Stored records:
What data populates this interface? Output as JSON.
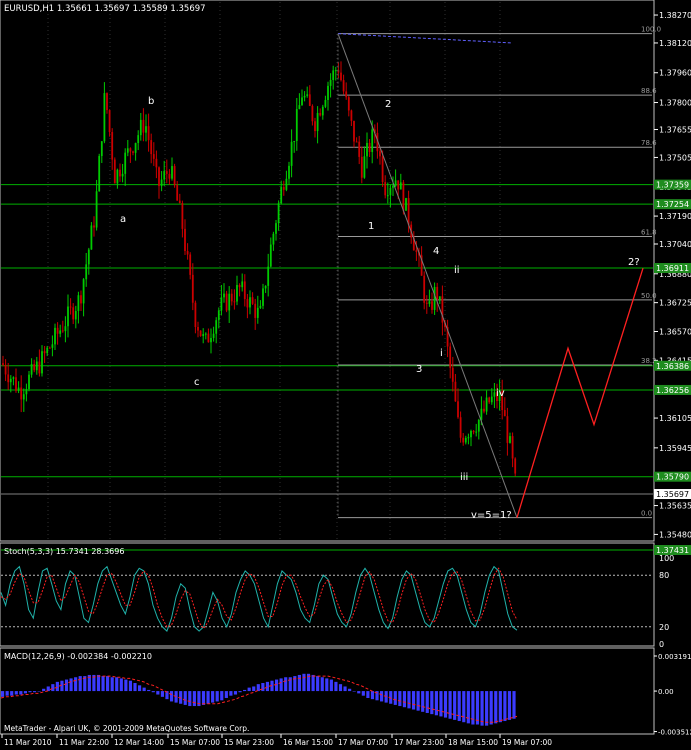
{
  "chart_header": "EURUSD,H1  1.35661 1.35697 1.35589 1.35697",
  "copyright": "MetaTrader - Alpari UK, © 2001-2009 MetaQuotes Software Corp.",
  "colors": {
    "background": "#000000",
    "up_candle": "#00cc00",
    "down_candle": "#cc0000",
    "grid": "#1f5c1f",
    "green_level": "#00b000",
    "projection": "#ff2020",
    "stoch_main": "#20b2aa",
    "stoch_signal": "#ff2020",
    "macd_hist": "#3b3bff",
    "macd_signal": "#ff2020",
    "fib": "#9a9a9a",
    "label_box": "#1e8c1e"
  },
  "chart_data": [
    {
      "type": "candlestick",
      "symbol": "EURUSD",
      "timeframe": "H1",
      "ohlc_last": {
        "open": 1.35661,
        "high": 1.35697,
        "low": 1.35589,
        "close": 1.35697
      },
      "ylim": [
        1.3545,
        1.3834
      ],
      "y_ticks": [
        "1.38270",
        "1.38120",
        "1.37960",
        "1.37800",
        "1.37655",
        "1.37505",
        "1.37345",
        "1.37190",
        "1.37040",
        "1.36880",
        "1.36725",
        "1.36570",
        "1.36415",
        "1.36255",
        "1.36105",
        "1.35945",
        "1.35790",
        "1.35635",
        "1.35480"
      ],
      "x_ticks": [
        "11 Mar 2010",
        "11 Mar 22:00",
        "12 Mar 14:00",
        "15 Mar 07:00",
        "15 Mar 23:00",
        "16 Mar 15:00",
        "17 Mar 07:00",
        "17 Mar 23:00",
        "18 Mar 15:00",
        "19 Mar 07:00"
      ],
      "current_price": "1.35697",
      "horizontal_levels": [
        {
          "price": 1.37359,
          "label": "1.37359"
        },
        {
          "price": 1.37254,
          "label": "1.37254"
        },
        {
          "price": 1.36911,
          "label": "1.36911"
        },
        {
          "price": 1.36386,
          "label": "1.36386"
        },
        {
          "price": 1.36256,
          "label": "1.36256"
        },
        {
          "price": 1.3579,
          "label": "1.35790"
        }
      ],
      "fibonacci": [
        {
          "label": "100.0",
          "price": 1.3817
        },
        {
          "label": "88.6",
          "price": 1.3784
        },
        {
          "label": "78.6",
          "price": 1.3756
        },
        {
          "label": "61.8",
          "price": 1.3708
        },
        {
          "label": "50.0",
          "price": 1.3674
        },
        {
          "label": "38.2",
          "price": 1.3639
        },
        {
          "label": "0.0",
          "price": 1.3557
        }
      ],
      "wave_labels": [
        "a",
        "b",
        "c",
        "2",
        "1",
        "4",
        "3",
        "ii",
        "i",
        "iii",
        "iv",
        "v=5=1?",
        "2?"
      ],
      "projection_path": [
        {
          "price": 1.3557
        },
        {
          "price": 1.3648
        },
        {
          "price": 1.3607
        },
        {
          "price": 1.3691
        }
      ]
    },
    {
      "type": "line",
      "title": "Stoch(5,3,3) 15.7341 28.3696",
      "ylim": [
        0,
        100
      ],
      "y_ticks": [
        "100",
        "80",
        "20",
        "0"
      ],
      "levels": [
        80,
        20
      ],
      "top_label": "1.37431",
      "series": [
        {
          "name": "Stoch main",
          "values": [
            60,
            45,
            70,
            85,
            90,
            70,
            40,
            30,
            60,
            85,
            88,
            70,
            50,
            40,
            70,
            85,
            80,
            55,
            30,
            25,
            45,
            70,
            85,
            90,
            75,
            60,
            45,
            35,
            55,
            80,
            88,
            85,
            70,
            45,
            30,
            20,
            15,
            30,
            55,
            70,
            65,
            40,
            20,
            15,
            20,
            40,
            60,
            50,
            30,
            20,
            35,
            60,
            75,
            85,
            80,
            70,
            50,
            30,
            20,
            45,
            70,
            85,
            80,
            75,
            60,
            40,
            30,
            25,
            45,
            70,
            80,
            75,
            55,
            35,
            25,
            20,
            35,
            60,
            80,
            88,
            80,
            60,
            40,
            25,
            18,
            30,
            55,
            75,
            85,
            80,
            60,
            40,
            25,
            20,
            30,
            50,
            70,
            85,
            88,
            80,
            60,
            40,
            25,
            20,
            35,
            60,
            80,
            90,
            85,
            60,
            35,
            20,
            16
          ]
        },
        {
          "name": "Stoch signal",
          "values": [
            55,
            52,
            58,
            72,
            82,
            78,
            62,
            48,
            48,
            62,
            78,
            80,
            65,
            50,
            55,
            68,
            80,
            72,
            55,
            38,
            35,
            48,
            65,
            80,
            82,
            72,
            58,
            45,
            45,
            60,
            78,
            85,
            80,
            65,
            45,
            30,
            20,
            22,
            35,
            52,
            62,
            58,
            42,
            25,
            18,
            26,
            40,
            52,
            45,
            32,
            28,
            42,
            60,
            75,
            82,
            78,
            65,
            48,
            32,
            32,
            48,
            68,
            80,
            80,
            70,
            55,
            42,
            32,
            35,
            52,
            68,
            75,
            65,
            48,
            35,
            25,
            28,
            42,
            60,
            78,
            84,
            75,
            58,
            40,
            27,
            25,
            38,
            58,
            75,
            82,
            75,
            58,
            40,
            28,
            25,
            36,
            52,
            70,
            82,
            84,
            74,
            56,
            38,
            27,
            28,
            42,
            62,
            80,
            88,
            78,
            58,
            38,
            28
          ]
        }
      ]
    },
    {
      "type": "bar",
      "title": "MACD(12,26,9) -0.002384 -0.002210",
      "ylim": [
        -0.00355,
        0.00339
      ],
      "y_ticks": [
        "0.003191",
        "0.00",
        "-0.003512"
      ],
      "series": [
        {
          "name": "MACD histogram",
          "values": [
            -0.0005,
            -0.0004,
            -0.0004,
            -0.0003,
            -0.0003,
            -0.0002,
            -0.0001,
            -0.0001,
            0.0,
            0.0002,
            0.0004,
            0.0006,
            0.0008,
            0.0009,
            0.001,
            0.0011,
            0.0012,
            0.0013,
            0.0013,
            0.0014,
            0.0014,
            0.0014,
            0.0013,
            0.0013,
            0.0012,
            0.0012,
            0.0011,
            0.001,
            0.0009,
            0.0007,
            0.0005,
            0.0003,
            0.0001,
            -0.0001,
            -0.0003,
            -0.0005,
            -0.0007,
            -0.0009,
            -0.001,
            -0.0011,
            -0.0012,
            -0.0013,
            -0.0013,
            -0.0013,
            -0.0012,
            -0.0011,
            -0.001,
            -0.0009,
            -0.0008,
            -0.0006,
            -0.0004,
            -0.0003,
            -0.0001,
            0.0001,
            0.0003,
            0.0004,
            0.0006,
            0.0007,
            0.0008,
            0.0009,
            0.001,
            0.0011,
            0.0012,
            0.0012,
            0.0013,
            0.0014,
            0.0015,
            0.0015,
            0.0014,
            0.0013,
            0.0012,
            0.0011,
            0.001,
            0.0008,
            0.0006,
            0.0004,
            0.0002,
            0.0,
            -0.0002,
            -0.0004,
            -0.0006,
            -0.0007,
            -0.0008,
            -0.0009,
            -0.001,
            -0.0011,
            -0.0012,
            -0.0013,
            -0.0014,
            -0.0015,
            -0.0016,
            -0.0017,
            -0.0018,
            -0.0019,
            -0.002,
            -0.0021,
            -0.0022,
            -0.0023,
            -0.0024,
            -0.0025,
            -0.0026,
            -0.0027,
            -0.0028,
            -0.0029,
            -0.0029,
            -0.003,
            -0.003,
            -0.0029,
            -0.0028,
            -0.0027,
            -0.0026,
            -0.0025,
            -0.0024
          ]
        },
        {
          "name": "MACD signal",
          "values": [
            -0.0006,
            -0.0005,
            -0.0005,
            -0.0004,
            -0.0004,
            -0.0003,
            -0.0003,
            -0.0002,
            -0.0002,
            -0.0001,
            0.0,
            0.0002,
            0.0003,
            0.0005,
            0.0006,
            0.0008,
            0.0009,
            0.001,
            0.0011,
            0.0012,
            0.0012,
            0.0013,
            0.0013,
            0.0013,
            0.0013,
            0.0012,
            0.0012,
            0.0011,
            0.0011,
            0.001,
            0.0009,
            0.0008,
            0.0006,
            0.0005,
            0.0003,
            0.0001,
            -0.0001,
            -0.0003,
            -0.0005,
            -0.0006,
            -0.0008,
            -0.0009,
            -0.001,
            -0.0011,
            -0.0011,
            -0.0011,
            -0.0011,
            -0.0011,
            -0.001,
            -0.0009,
            -0.0008,
            -0.0007,
            -0.0005,
            -0.0004,
            -0.0002,
            -0.0001,
            0.0001,
            0.0002,
            0.0004,
            0.0005,
            0.0006,
            0.0008,
            0.0009,
            0.001,
            0.0011,
            0.0011,
            0.0012,
            0.0013,
            0.0013,
            0.0013,
            0.0013,
            0.0013,
            0.0012,
            0.0011,
            0.001,
            0.0009,
            0.0008,
            0.0006,
            0.0005,
            0.0003,
            0.0001,
            -0.0001,
            -0.0002,
            -0.0004,
            -0.0005,
            -0.0007,
            -0.0008,
            -0.0009,
            -0.001,
            -0.0011,
            -0.0012,
            -0.0013,
            -0.0014,
            -0.0015,
            -0.0016,
            -0.0017,
            -0.0018,
            -0.0019,
            -0.002,
            -0.0021,
            -0.0022,
            -0.0023,
            -0.0024,
            -0.0025,
            -0.0026,
            -0.0027,
            -0.0027,
            -0.0027,
            -0.0026,
            -0.0025,
            -0.0024,
            -0.0023,
            -0.0022
          ]
        }
      ]
    }
  ]
}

• _Challenge_: List all lines above in which the string "EURUSD" appears.

• _The result_:
  "chart_header": "EURUSD,H1  1.35661 1.35697 1.35589 1.35697",
      "symbol": "EURUSD",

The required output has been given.